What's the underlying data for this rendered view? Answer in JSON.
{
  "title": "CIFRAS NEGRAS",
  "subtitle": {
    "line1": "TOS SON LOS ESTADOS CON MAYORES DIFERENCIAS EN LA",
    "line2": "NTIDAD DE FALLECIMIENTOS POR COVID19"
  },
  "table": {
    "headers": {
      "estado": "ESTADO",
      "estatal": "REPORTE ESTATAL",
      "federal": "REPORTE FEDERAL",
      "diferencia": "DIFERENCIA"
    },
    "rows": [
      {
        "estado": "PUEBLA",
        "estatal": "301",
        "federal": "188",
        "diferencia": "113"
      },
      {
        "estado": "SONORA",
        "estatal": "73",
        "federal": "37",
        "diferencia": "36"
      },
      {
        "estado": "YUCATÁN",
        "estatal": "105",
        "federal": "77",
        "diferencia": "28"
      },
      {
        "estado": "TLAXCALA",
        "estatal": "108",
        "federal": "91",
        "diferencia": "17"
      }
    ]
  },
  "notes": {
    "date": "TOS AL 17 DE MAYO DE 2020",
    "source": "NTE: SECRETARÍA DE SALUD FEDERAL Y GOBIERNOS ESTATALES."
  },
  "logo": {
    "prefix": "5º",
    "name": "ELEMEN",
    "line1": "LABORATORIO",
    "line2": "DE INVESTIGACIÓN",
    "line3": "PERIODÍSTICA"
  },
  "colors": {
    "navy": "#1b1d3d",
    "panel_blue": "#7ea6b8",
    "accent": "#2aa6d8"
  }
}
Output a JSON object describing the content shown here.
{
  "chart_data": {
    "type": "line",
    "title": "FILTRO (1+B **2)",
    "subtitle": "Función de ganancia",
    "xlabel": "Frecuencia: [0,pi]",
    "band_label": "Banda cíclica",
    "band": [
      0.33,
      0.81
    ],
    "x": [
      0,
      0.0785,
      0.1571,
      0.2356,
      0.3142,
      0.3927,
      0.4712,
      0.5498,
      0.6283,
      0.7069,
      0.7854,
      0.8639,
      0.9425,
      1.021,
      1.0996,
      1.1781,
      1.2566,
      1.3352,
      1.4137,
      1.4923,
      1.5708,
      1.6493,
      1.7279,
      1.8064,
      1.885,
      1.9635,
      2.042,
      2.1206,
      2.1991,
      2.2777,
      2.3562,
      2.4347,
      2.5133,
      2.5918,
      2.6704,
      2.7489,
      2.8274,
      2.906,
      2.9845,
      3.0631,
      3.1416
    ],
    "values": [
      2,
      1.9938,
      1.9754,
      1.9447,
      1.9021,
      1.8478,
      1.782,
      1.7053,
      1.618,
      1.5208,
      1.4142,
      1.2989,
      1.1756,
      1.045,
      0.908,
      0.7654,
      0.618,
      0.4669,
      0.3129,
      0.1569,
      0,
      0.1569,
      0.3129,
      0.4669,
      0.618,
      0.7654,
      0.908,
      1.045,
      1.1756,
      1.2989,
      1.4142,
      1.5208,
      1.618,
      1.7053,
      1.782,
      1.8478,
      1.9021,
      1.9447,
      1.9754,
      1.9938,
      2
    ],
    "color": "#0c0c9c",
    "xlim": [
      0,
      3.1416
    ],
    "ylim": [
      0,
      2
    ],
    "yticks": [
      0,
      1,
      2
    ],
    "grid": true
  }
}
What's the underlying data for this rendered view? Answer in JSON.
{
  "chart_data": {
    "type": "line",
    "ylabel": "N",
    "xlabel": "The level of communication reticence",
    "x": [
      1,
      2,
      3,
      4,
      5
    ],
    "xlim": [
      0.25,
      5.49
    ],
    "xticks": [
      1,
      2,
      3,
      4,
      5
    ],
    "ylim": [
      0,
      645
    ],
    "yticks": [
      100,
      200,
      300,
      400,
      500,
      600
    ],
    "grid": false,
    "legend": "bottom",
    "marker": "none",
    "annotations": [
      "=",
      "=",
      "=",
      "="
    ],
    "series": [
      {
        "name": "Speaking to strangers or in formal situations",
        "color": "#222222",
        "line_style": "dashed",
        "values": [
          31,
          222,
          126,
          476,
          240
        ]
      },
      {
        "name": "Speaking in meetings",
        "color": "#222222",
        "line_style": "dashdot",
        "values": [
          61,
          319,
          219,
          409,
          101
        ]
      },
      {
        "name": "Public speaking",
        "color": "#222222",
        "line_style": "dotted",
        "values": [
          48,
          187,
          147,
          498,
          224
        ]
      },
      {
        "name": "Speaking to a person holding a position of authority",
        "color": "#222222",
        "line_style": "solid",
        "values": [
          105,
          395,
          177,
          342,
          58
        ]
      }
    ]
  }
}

Given problem: Print again each line of the listing above, exactly as it appears.

The solution:
What's the underlying data for this rendered view? Answer in JSON.
{
  "title": "CIFRAS NEGRAS",
  "subtitle": {
    "line1": "TOS SON LOS ESTADOS CON MAYORES DIFERENCIAS EN LA",
    "line2": "NTIDAD DE FALLECIMIENTOS POR COVID19"
  },
  "table": {
    "headers": {
      "estado": "ESTADO",
      "estatal": "REPORTE ESTATAL",
      "federal": "REPORTE FEDERAL",
      "diferencia": "DIFERENCIA"
    },
    "rows": [
      {
        "estado": "PUEBLA",
        "estatal": "301",
        "federal": "188",
        "diferencia": "113"
      },
      {
        "estado": "SONORA",
        "estatal": "73",
        "federal": "37",
        "diferencia": "36"
      },
      {
        "estado": "YUCATÁN",
        "estatal": "105",
        "federal": "77",
        "diferencia": "28"
      },
      {
        "estado": "TLAXCALA",
        "estatal": "108",
        "federal": "91",
        "diferencia": "17"
      }
    ]
  },
  "notes": {
    "date": "TOS AL 17 DE MAYO DE 2020",
    "source": "NTE: SECRETARÍA DE SALUD FEDERAL Y GOBIERNOS ESTATALES."
  },
  "logo": {
    "prefix": "5º",
    "name": "ELEMEN",
    "line1": "LABORATORIO",
    "line2": "DE INVESTIGACIÓN",
    "line3": "PERIODÍSTICA"
  },
  "colors": {
    "navy": "#1b1d3d",
    "panel_blue": "#7ea6b8",
    "accent": "#2aa6d8"
  }
}
Output a JSON object describing the content shown here.
{
  "chart_data": {
    "type": "line",
    "title": "FILTRO (1+B **2)",
    "subtitle": "Función de ganancia",
    "xlabel": "Frecuencia: [0,pi]",
    "band_label": "Banda cíclica",
    "band": [
      0.33,
      0.81
    ],
    "x": [
      0,
      0.0785,
      0.1571,
      0.2356,
      0.3142,
      0.3927,
      0.4712,
      0.5498,
      0.6283,
      0.7069,
      0.7854,
      0.8639,
      0.9425,
      1.021,
      1.0996,
      1.1781,
      1.2566,
      1.3352,
      1.4137,
      1.4923,
      1.5708,
      1.6493,
      1.7279,
      1.8064,
      1.885,
      1.9635,
      2.042,
      2.1206,
      2.1991,
      2.2777,
      2.3562,
      2.4347,
      2.5133,
      2.5918,
      2.6704,
      2.7489,
      2.8274,
      2.906,
      2.9845,
      3.0631,
      3.1416
    ],
    "values": [
      2,
      1.9938,
      1.9754,
      1.9447,
      1.9021,
      1.8478,
      1.782,
      1.7053,
      1.618,
      1.5208,
      1.4142,
      1.2989,
      1.1756,
      1.045,
      0.908,
      0.7654,
      0.618,
      0.4669,
      0.3129,
      0.1569,
      0,
      0.1569,
      0.3129,
      0.4669,
      0.618,
      0.7654,
      0.908,
      1.045,
      1.1756,
      1.2989,
      1.4142,
      1.5208,
      1.618,
      1.7053,
      1.782,
      1.8478,
      1.9021,
      1.9447,
      1.9754,
      1.9938,
      2
    ],
    "color": "#0c0c9c",
    "xlim": [
      0,
      3.1416
    ],
    "ylim": [
      0,
      2
    ],
    "yticks": [
      0,
      1,
      2
    ],
    "grid": true
  }
}
What's the underlying data for this rendered view? Answer in JSON.
{
  "chart_data": {
    "type": "line",
    "ylabel": "N",
    "xlabel": "The level of communication reticence",
    "x": [
      1,
      2,
      3,
      4,
      5
    ],
    "xlim": [
      0.25,
      5.49
    ],
    "xticks": [
      1,
      2,
      3,
      4,
      5
    ],
    "ylim": [
      0,
      645
    ],
    "yticks": [
      100,
      200,
      300,
      400,
      500,
      600
    ],
    "grid": false,
    "legend": "bottom",
    "marker": "none",
    "annotations": [
      "=",
      "=",
      "=",
      "="
    ],
    "series": [
      {
        "name": "Speaking to strangers or in formal situations",
        "color": "#222222",
        "line_style": "dashed",
        "values": [
          31,
          222,
          126,
          476,
          240
        ]
      },
      {
        "name": "Speaking in meetings",
        "color": "#222222",
        "line_style": "dashdot",
        "values": [
          61,
          319,
          219,
          409,
          101
        ]
      },
      {
        "name": "Public speaking",
        "color": "#222222",
        "line_style": "dotted",
        "values": [
          48,
          187,
          147,
          498,
          224
        ]
      },
      {
        "name": "Speaking to a person holding a position of authority",
        "color": "#222222",
        "line_style": "solid",
        "values": [
          105,
          395,
          177,
          342,
          58
        ]
      }
    ]
  }
}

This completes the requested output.